## Directions for this task:
From the listing below, pull out the lines that hold "pump".

⁂

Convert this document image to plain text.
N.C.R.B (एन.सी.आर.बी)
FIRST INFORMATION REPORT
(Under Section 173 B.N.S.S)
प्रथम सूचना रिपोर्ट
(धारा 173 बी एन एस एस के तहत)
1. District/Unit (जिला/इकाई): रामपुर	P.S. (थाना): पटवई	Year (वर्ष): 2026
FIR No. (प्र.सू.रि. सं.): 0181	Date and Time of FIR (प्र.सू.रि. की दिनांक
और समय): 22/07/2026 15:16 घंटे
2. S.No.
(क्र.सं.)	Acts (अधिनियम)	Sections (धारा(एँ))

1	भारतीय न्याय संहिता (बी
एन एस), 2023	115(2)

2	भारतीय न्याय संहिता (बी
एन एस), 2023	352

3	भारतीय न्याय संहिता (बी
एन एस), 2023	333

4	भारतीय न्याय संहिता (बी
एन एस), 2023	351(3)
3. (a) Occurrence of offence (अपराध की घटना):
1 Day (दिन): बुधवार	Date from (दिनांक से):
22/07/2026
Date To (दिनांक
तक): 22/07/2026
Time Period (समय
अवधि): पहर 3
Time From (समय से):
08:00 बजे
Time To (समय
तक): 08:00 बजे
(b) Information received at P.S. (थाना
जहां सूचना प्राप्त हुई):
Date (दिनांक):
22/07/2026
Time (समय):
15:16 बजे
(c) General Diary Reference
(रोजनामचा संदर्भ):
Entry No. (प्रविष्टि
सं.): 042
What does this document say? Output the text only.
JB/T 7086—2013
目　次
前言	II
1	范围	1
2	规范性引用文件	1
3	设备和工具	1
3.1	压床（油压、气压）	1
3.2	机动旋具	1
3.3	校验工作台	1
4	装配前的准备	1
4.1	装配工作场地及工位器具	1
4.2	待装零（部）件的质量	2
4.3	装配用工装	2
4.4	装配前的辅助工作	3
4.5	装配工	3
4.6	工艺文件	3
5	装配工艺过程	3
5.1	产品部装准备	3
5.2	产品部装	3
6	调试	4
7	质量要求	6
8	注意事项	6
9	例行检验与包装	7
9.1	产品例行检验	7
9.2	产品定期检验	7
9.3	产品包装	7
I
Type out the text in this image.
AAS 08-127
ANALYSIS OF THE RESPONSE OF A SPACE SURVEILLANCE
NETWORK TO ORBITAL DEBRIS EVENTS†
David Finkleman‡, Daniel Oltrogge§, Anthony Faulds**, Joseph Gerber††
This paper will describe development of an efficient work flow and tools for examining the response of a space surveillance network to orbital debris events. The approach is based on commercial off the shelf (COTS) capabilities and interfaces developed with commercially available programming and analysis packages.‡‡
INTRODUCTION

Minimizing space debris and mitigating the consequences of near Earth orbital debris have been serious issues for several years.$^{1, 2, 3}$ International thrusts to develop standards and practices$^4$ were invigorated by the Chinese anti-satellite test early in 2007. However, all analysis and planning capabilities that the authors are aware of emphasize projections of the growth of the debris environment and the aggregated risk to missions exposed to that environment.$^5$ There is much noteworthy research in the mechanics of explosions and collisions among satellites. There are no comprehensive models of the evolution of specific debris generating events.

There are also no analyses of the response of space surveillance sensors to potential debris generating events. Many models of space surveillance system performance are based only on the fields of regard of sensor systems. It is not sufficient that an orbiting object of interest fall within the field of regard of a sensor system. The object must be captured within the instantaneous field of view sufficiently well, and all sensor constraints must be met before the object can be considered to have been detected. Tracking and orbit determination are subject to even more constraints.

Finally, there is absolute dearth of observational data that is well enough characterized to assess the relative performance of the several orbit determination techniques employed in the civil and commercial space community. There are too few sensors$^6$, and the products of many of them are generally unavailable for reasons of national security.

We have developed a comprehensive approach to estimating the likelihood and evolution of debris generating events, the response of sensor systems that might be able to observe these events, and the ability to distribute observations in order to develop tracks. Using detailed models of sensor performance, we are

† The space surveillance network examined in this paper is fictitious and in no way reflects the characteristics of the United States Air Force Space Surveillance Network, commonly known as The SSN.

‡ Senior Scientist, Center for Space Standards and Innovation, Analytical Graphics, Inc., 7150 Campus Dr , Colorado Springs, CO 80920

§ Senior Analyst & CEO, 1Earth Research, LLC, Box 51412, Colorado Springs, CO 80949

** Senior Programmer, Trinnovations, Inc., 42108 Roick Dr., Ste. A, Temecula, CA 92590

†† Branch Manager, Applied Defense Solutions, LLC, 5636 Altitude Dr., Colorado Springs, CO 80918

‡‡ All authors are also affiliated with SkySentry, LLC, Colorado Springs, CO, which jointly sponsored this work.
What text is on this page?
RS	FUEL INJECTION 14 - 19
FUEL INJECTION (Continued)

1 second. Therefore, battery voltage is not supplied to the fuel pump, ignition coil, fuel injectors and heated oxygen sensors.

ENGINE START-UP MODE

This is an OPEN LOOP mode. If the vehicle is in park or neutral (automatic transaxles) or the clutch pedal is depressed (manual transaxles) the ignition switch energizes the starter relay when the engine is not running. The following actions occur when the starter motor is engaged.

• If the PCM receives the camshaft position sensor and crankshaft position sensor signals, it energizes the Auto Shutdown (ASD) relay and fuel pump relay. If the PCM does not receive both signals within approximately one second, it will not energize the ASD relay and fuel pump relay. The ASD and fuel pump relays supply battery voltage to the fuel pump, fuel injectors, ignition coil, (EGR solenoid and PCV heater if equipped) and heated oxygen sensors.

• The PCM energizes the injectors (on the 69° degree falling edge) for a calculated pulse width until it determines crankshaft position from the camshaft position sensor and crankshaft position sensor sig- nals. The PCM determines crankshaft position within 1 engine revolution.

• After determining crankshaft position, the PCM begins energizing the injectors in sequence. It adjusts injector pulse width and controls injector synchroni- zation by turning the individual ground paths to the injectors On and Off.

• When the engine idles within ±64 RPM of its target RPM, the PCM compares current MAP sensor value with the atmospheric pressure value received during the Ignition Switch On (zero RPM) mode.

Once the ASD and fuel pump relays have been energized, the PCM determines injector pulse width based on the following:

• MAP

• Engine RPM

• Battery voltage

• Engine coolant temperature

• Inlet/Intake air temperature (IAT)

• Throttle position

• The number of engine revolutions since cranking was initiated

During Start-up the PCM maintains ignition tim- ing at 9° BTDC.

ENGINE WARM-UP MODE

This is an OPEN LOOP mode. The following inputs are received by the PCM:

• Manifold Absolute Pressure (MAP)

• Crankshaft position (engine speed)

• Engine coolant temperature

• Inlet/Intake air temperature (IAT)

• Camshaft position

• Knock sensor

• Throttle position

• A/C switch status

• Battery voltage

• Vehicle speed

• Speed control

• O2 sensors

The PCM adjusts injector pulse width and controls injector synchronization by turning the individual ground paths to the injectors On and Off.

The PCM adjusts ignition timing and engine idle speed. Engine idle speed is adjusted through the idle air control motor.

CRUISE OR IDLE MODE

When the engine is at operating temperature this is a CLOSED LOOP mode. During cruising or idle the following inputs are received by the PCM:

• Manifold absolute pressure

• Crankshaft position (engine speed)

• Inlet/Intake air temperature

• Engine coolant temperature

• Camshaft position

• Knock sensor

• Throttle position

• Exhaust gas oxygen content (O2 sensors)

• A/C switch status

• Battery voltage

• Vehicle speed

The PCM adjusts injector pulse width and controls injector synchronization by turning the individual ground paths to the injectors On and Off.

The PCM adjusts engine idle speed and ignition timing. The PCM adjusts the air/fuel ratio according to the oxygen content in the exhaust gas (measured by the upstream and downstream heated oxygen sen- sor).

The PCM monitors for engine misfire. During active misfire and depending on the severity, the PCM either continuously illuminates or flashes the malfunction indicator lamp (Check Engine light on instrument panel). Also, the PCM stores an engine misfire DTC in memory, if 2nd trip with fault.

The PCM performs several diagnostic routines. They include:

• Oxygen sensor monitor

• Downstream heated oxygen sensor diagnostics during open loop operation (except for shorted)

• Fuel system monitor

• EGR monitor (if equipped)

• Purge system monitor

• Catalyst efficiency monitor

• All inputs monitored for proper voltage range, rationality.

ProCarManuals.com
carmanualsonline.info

⁂

## Answer for this exercise:
1 second. Therefore, battery voltage is not supplied to the fuel pump, ignition coil, fuel injectors and heated oxygen sensors.
• If the PCM receives the camshaft position sensor and crankshaft position sensor signals, it energizes the Auto Shutdown (ASD) relay and fuel pump relay. If the PCM does not receive both signals within approximately one second, it will not energize the ASD relay and fuel pump relay. The ASD and fuel pump relays supply battery voltage to the fuel pump, fuel injectors, ignition coil, (EGR solenoid and PCV heater if equipped) and heated oxygen sensors.
Once the ASD and fuel pump relays have been energized, the PCM determines injector pulse width based on the following:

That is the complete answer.